**** Rows

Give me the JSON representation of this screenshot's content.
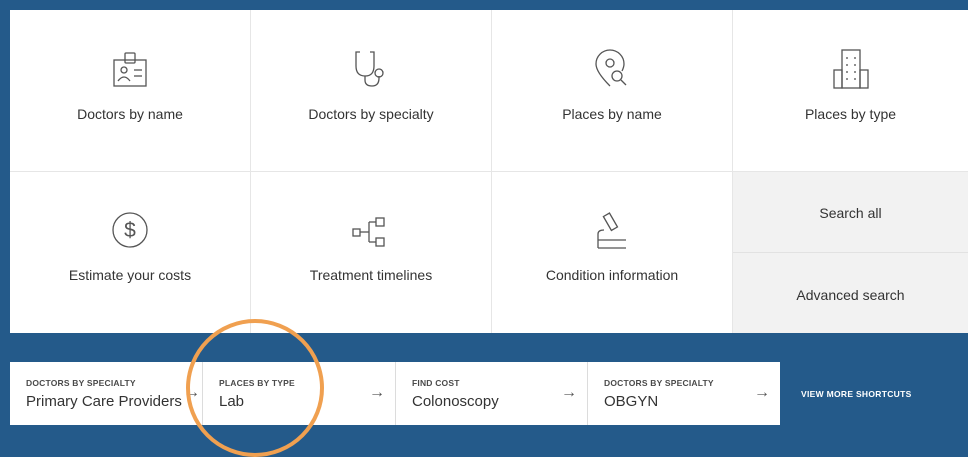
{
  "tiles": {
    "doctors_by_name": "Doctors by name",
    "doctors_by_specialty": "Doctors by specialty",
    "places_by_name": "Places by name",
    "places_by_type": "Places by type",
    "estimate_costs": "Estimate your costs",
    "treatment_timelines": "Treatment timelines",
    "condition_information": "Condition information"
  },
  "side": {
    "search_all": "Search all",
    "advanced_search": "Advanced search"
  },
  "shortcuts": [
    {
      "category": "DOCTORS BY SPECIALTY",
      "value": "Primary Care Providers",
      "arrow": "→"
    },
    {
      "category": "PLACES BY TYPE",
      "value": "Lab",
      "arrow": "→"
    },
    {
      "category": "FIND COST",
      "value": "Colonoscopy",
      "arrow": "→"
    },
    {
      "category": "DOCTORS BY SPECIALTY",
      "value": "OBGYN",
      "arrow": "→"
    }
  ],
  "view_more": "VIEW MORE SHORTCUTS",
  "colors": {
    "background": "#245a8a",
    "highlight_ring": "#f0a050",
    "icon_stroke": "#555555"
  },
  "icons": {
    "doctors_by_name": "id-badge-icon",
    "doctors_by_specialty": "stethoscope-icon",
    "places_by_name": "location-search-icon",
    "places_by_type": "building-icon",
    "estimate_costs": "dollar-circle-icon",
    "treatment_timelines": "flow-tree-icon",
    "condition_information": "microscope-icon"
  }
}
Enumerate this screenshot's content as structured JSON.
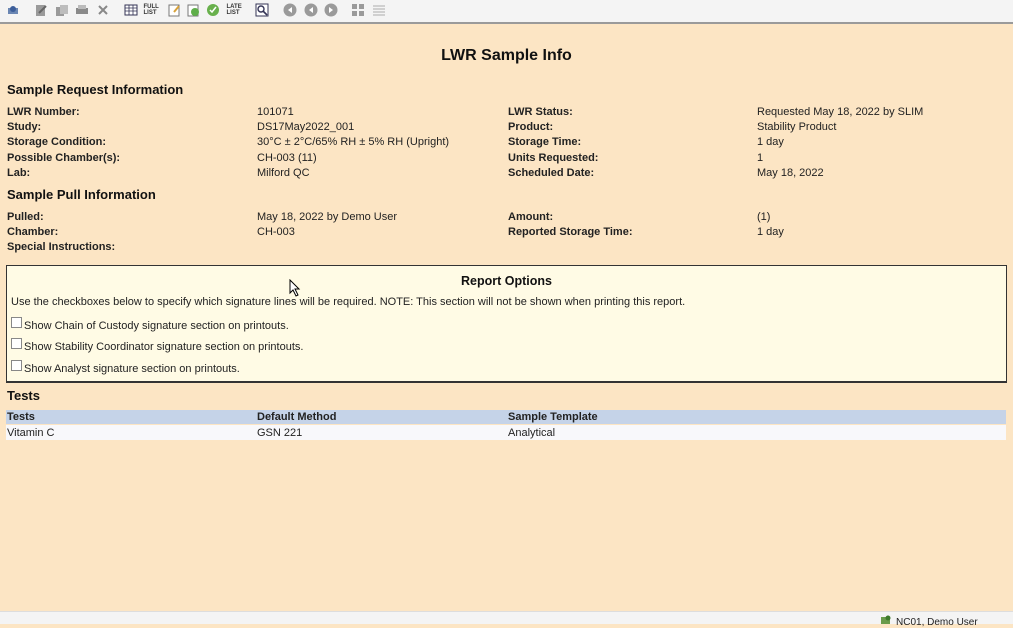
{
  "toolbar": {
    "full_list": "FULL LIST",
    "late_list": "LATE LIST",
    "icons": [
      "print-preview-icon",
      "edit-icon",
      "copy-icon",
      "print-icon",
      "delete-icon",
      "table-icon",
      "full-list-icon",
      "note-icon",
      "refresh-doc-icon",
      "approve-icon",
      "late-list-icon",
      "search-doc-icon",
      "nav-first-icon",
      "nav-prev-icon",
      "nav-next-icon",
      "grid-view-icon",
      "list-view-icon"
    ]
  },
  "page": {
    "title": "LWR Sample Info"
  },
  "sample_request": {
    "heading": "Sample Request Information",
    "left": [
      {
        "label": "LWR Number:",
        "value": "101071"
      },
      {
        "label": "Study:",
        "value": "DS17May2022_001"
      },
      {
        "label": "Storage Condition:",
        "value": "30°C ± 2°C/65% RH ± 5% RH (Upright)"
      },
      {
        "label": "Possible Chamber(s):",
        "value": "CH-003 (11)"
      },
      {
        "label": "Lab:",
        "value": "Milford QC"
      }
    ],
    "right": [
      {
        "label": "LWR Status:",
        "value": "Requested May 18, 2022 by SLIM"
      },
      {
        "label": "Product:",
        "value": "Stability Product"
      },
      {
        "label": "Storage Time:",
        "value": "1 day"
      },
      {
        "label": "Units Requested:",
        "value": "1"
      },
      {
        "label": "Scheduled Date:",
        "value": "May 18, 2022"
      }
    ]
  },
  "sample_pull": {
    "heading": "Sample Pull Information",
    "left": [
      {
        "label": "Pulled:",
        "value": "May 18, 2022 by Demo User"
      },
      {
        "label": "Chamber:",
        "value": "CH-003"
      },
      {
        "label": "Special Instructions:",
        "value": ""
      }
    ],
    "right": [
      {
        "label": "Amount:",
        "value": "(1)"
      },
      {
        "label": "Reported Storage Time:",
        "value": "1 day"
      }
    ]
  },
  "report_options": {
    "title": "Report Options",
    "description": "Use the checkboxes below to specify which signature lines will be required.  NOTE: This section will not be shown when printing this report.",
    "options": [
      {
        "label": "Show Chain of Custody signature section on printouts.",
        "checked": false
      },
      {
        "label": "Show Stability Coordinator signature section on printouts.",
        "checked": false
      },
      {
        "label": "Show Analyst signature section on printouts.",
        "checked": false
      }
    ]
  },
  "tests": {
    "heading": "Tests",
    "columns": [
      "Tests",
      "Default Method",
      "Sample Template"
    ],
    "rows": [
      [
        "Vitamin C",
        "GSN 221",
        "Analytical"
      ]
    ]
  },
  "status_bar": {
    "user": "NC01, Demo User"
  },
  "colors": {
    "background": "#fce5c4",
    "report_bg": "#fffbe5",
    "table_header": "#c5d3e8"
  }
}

********

Reproduce each line of the material containing the word "screenshot".

Give me the JSON representation of this screenshot's content.
Enumerate this screenshot's content as structured JSON.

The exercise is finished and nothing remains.